- **Entries supplied**:
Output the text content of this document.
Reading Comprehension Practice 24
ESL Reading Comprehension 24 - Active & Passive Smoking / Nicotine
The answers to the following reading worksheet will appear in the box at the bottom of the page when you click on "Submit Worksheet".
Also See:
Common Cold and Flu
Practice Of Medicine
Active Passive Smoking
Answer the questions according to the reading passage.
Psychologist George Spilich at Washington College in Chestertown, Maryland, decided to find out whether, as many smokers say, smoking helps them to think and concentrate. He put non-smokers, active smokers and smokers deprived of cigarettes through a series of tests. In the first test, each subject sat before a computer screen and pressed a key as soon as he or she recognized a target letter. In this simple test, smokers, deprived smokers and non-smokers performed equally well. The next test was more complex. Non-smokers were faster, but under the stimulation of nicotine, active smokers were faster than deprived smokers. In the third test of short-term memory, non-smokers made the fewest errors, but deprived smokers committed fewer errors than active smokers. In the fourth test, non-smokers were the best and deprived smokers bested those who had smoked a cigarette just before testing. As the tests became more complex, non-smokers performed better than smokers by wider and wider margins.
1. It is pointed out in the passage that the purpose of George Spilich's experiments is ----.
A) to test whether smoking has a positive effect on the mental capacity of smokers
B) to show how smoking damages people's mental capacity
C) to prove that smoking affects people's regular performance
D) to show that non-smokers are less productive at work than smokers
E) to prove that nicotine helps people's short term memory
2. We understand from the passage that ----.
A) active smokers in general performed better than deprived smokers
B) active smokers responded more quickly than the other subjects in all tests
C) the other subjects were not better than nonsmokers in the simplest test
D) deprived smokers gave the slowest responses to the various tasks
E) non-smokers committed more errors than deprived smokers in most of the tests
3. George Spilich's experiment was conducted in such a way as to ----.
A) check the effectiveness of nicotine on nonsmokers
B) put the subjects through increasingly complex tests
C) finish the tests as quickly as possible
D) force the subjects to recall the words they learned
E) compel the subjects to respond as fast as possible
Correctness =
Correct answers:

---

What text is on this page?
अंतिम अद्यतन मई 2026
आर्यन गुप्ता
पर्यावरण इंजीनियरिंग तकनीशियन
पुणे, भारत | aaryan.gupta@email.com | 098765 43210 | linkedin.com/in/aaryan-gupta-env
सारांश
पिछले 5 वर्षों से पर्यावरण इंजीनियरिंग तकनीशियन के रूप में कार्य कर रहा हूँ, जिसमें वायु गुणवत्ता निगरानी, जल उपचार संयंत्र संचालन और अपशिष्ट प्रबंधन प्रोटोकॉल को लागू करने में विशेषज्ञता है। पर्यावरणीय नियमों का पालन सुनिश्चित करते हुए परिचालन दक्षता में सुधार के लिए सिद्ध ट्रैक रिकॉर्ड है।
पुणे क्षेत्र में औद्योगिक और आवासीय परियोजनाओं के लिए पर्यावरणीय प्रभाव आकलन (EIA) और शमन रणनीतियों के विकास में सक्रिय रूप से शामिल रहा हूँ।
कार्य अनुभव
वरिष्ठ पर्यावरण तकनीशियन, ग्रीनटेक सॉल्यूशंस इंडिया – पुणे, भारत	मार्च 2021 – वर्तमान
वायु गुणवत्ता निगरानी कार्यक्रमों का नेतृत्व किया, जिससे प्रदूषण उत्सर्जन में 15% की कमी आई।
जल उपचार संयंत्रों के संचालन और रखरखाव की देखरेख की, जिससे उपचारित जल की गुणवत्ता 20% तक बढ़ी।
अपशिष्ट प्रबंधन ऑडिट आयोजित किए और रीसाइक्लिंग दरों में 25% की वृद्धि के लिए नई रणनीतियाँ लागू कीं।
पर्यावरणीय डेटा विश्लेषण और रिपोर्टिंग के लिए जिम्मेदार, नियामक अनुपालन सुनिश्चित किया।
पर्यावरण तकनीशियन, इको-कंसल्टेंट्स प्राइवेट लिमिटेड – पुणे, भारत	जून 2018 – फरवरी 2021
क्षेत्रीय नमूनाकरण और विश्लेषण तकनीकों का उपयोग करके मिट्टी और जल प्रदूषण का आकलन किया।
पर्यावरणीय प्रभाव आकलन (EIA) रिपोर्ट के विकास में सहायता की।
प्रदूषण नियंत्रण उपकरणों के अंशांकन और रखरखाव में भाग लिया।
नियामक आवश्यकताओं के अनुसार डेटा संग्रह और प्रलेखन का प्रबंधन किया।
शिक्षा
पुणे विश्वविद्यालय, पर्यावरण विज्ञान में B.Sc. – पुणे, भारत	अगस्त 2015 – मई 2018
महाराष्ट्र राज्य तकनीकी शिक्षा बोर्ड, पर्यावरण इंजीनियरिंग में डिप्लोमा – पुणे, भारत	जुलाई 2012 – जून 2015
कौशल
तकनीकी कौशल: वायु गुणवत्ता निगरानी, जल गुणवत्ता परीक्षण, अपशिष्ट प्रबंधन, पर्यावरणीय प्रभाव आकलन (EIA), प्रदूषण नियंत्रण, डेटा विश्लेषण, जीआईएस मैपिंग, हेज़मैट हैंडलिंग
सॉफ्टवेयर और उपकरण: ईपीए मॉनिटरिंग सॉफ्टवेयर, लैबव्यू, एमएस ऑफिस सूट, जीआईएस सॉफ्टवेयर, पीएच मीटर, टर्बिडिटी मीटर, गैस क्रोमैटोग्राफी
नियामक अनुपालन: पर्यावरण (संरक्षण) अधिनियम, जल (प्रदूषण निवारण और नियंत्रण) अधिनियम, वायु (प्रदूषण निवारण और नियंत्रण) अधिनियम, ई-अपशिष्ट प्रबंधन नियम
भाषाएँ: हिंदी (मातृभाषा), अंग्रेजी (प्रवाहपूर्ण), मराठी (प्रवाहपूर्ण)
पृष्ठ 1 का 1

- **Exercise directions**: Pull every line containing "that" out of the data above.

- **Expected answer**:
1. It is pointed out in the passage that the purpose of George Spilich's experiments is ----.
C) to prove that smoking affects people's regular performance
D) to show that non-smokers are less productive at work than smokers
E) to prove that nicotine helps people's short term memory
2. We understand from the passage that ----.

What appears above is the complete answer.